Collected data entries:
--------------------

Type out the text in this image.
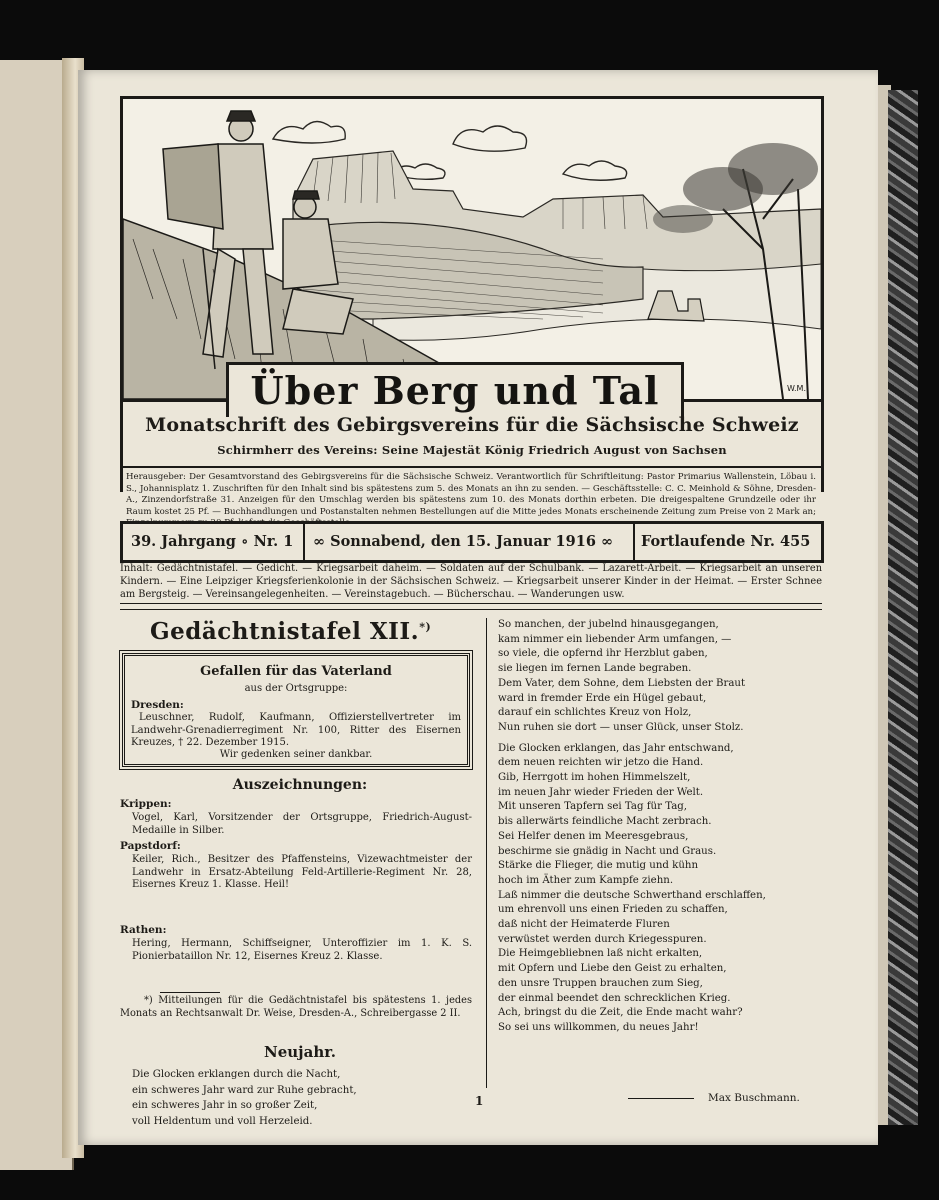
W.M.
Über Berg und Tal
Monatschrift des Gebirgsvereins für die Sächsische Schweiz
Schirmherr des Vereins: Seine Majestät König Friedrich August von Sachsen
Herausgeber: Der Gesamtvorstand des Gebirgsvereins für die Sächsische Schweiz. Verantwortlich für Schriftleitung: Pastor Primarius Wallenstein, Löbau i. S., Johannisplatz 1. Zuschriften für den Inhalt sind bis spätestens zum 5. des Monats an ihn zu senden. — Geschäftsstelle: C. C. Meinhold & Söhne, Dresden-A., Zinzendorfstraße 31. Anzeigen für den Umschlag werden bis spätestens zum 10. des Monats dorthin erbeten. Die dreigespaltene Grundzeile oder ihr Raum kostet 25 Pf. — Buchhandlungen und Postanstalten nehmen Bestellungen auf die Mitte jedes Monats erscheinende Zeitung zum Preise von 2 Mark an;
39. Jahrgang ∘ Nr. 1 ∞ Sonnabend, den 15. Januar 1916 ∞ Fortlaufende Nr. 455
Inhalt: Gedächtnistafel. — Gedicht. — Kriegsarbeit daheim. — Soldaten auf der Schulbank. — Lazarett-Arbeit. — Kriegsarbeit an unseren Kindern. — Eine Leipziger Kriegsferienkolonie in der Sächsischen Schweiz. — Kriegsarbeit unserer Kinder in der Heimat. — Erster Schnee am Bergsteig. — Vereinsangelegenheiten. — Vereinstagebuch. — Bücherschau. — Wanderungen usw.
Gedächtnistafel XII.*)
Gefallen für das Vaterland
aus der Ortsgruppe:
Dresden:
Leuschner, Rudolf, Kaufmann, Offizierstellvertreter im Landwehr-Grenadierregiment Nr. 100, Ritter des Eisernen Kreuzes, † 22. Dezember 1915.
Wir gedenken seiner dankbar.
Auszeichnungen:
Krippen:
Vogel, Karl, Vorsitzender der Ortsgruppe, Friedrich-August-Medaille in Silber.
Papstdorf:
Keiler, Rich., Besitzer des Pfaffensteins, Vizewachtmeister der Landwehr in Ersatz-Abteilung Feld-Artillerie-Regiment Nr. 28, Eisernes Kreuz 1. Klasse. Heil!
Rathen:
Hering, Hermann, Schiffseigner, Unteroffizier im 1. K. S. Pionierbataillon Nr. 12, Eisernes Kreuz 2. Klasse.
*) Mitteilungen für die Gedächtnistafel bis spätestens 1. jedes Monats an Rechtsanwalt Dr. Weise, Dresden-A., Schreibergasse 2 II.
Neujahr.
Die Glocken erklangen durch die Nacht,
ein schweres Jahr ward zur Ruhe gebracht,
ein schweres Jahr in so großer Zeit,
voll Heldentum und voll Herzeleid.
So manchen, der jubelnd hinausgegangen,
kam nimmer ein liebender Arm umfangen, —
so viele, die opfernd ihr Herzblut gaben,
sie liegen im fernen Lande begraben.
Dem Vater, dem Sohne, dem Liebsten der Braut
ward in fremder Erde ein Hügel gebaut,
darauf ein schlichtes Kreuz von Holz,
Nun ruhen sie dort — unser Glück, unser Stolz.
Die Glocken erklangen, das Jahr entschwand,
dem neuen reichten wir jetzo die Hand.
Gib, Herrgott im hohen Himmelszelt,
im neuen Jahr wieder Frieden der Welt.
Mit unseren Tapfern sei Tag für Tag,
bis allerwärts feindliche Macht zerbrach.
Sei Helfer denen im Meeresgebraus,
beschirme sie gnädig in Nacht und Graus.
Stärke die Flieger, die mutig und kühn
hoch im Äther zum Kampfe ziehn.
Laß nimmer die deutsche Schwerthand erschlaffen,
um ehrenvoll uns einen Frieden zu schaffen,
daß nicht der Heimaterde Fluren
verwüstet werden durch Kriegesspuren.
Die Heimgebliebnen laß nicht erkalten,
mit Opfern und Liebe den Geist zu erhalten,
den unsre Truppen brauchen zum Sieg,
der einmal beendet den schrecklichen Krieg.
Ach, bringst du die Zeit, die Ende macht wahr?
So sei uns willkommen, du neues Jahr!
Max Buschmann.
1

--------------------

> **SHORT PROBLEM**
Reproduce each entry precisely. Leave the pictures out.

> **OUTPUT OF THE EXERCISE**
Type out the text in this image.
W.M.
Über Berg und Tal
Monatschrift des Gebirgsvereins für die Sächsische Schweiz
Schirmherr des Vereins: Seine Majestät König Friedrich August von Sachsen
Herausgeber: Der Gesamtvorstand des Gebirgsvereins für die Sächsische Schweiz. Verantwortlich für Schriftleitung: Pastor Primarius Wallenstein, Löbau i. S., Johannisplatz 1. Zuschriften für den Inhalt sind bis spätestens zum 5. des Monats an ihn zu senden. — Geschäftsstelle: C. C. Meinhold & Söhne, Dresden-A., Zinzendorfstraße 31. Anzeigen für den Umschlag werden bis spätestens zum 10. des Monats dorthin erbeten. Die dreigespaltene Grundzeile oder ihr Raum kostet 25 Pf. — Buchhandlungen und Postanstalten nehmen Bestellungen auf die Mitte jedes Monats erscheinende Zeitung zum Preise von 2 Mark an;
39. Jahrgang ∘ Nr. 1 ∞ Sonnabend, den 15. Januar 1916 ∞ Fortlaufende Nr. 455
Inhalt: Gedächtnistafel. — Gedicht. — Kriegsarbeit daheim. — Soldaten auf der Schulbank. — Lazarett-Arbeit. — Kriegsarbeit an unseren Kindern. — Eine Leipziger Kriegsferienkolonie in der Sächsischen Schweiz. — Kriegsarbeit unserer Kinder in der Heimat. — Erster Schnee am Bergsteig. — Vereinsangelegenheiten. — Vereinstagebuch. — Bücherschau. — Wanderungen usw.
Gedächtnistafel XII.*)
Gefallen für das Vaterland
aus der Ortsgruppe:
Dresden:
Leuschner, Rudolf, Kaufmann, Offizierstellvertreter im Landwehr-Grenadierregiment Nr. 100, Ritter des Eisernen Kreuzes, † 22. Dezember 1915.
Wir gedenken seiner dankbar.
Auszeichnungen:
Krippen:
Vogel, Karl, Vorsitzender der Ortsgruppe, Friedrich-August-Medaille in Silber.
Papstdorf:
Keiler, Rich., Besitzer des Pfaffensteins, Vizewachtmeister der Landwehr in Ersatz-Abteilung Feld-Artillerie-Regiment Nr. 28, Eisernes Kreuz 1. Klasse. Heil!
Rathen:
Hering, Hermann, Schiffseigner, Unteroffizier im 1. K. S. Pionierbataillon Nr. 12, Eisernes Kreuz 2. Klasse.
*) Mitteilungen für die Gedächtnistafel bis spätestens 1. jedes Monats an Rechtsanwalt Dr. Weise, Dresden-A., Schreibergasse 2 II.
Neujahr.
Die Glocken erklangen durch die Nacht,
ein schweres Jahr ward zur Ruhe gebracht,
ein schweres Jahr in so großer Zeit,
voll Heldentum und voll Herzeleid.
So manchen, der jubelnd hinausgegangen,
kam nimmer ein liebender Arm umfangen, —
so viele, die opfernd ihr Herzblut gaben,
sie liegen im fernen Lande begraben.
Dem Vater, dem Sohne, dem Liebsten der Braut
ward in fremder Erde ein Hügel gebaut,
darauf ein schlichtes Kreuz von Holz,
Nun ruhen sie dort — unser Glück, unser Stolz.
Die Glocken erklangen, das Jahr entschwand,
dem neuen reichten wir jetzo die Hand.
Gib, Herrgott im hohen Himmelszelt,
im neuen Jahr wieder Frieden der Welt.
Mit unseren Tapfern sei Tag für Tag,
bis allerwärts feindliche Macht zerbrach.
Sei Helfer denen im Meeresgebraus,
beschirme sie gnädig in Nacht und Graus.
Stärke die Flieger, die mutig und kühn
hoch im Äther zum Kampfe ziehn.
Laß nimmer die deutsche Schwerthand erschlaffen,
um ehrenvoll uns einen Frieden zu schaffen,
daß nicht der Heimaterde Fluren
verwüstet werden durch Kriegesspuren.
Die Heimgebliebnen laß nicht erkalten,
mit Opfern und Liebe den Geist zu erhalten,
den unsre Truppen brauchen zum Sieg,
der einmal beendet den schrecklichen Krieg.
Ach, bringst du die Zeit, die Ende macht wahr?
So sei uns willkommen, du neues Jahr!
Max Buschmann.
1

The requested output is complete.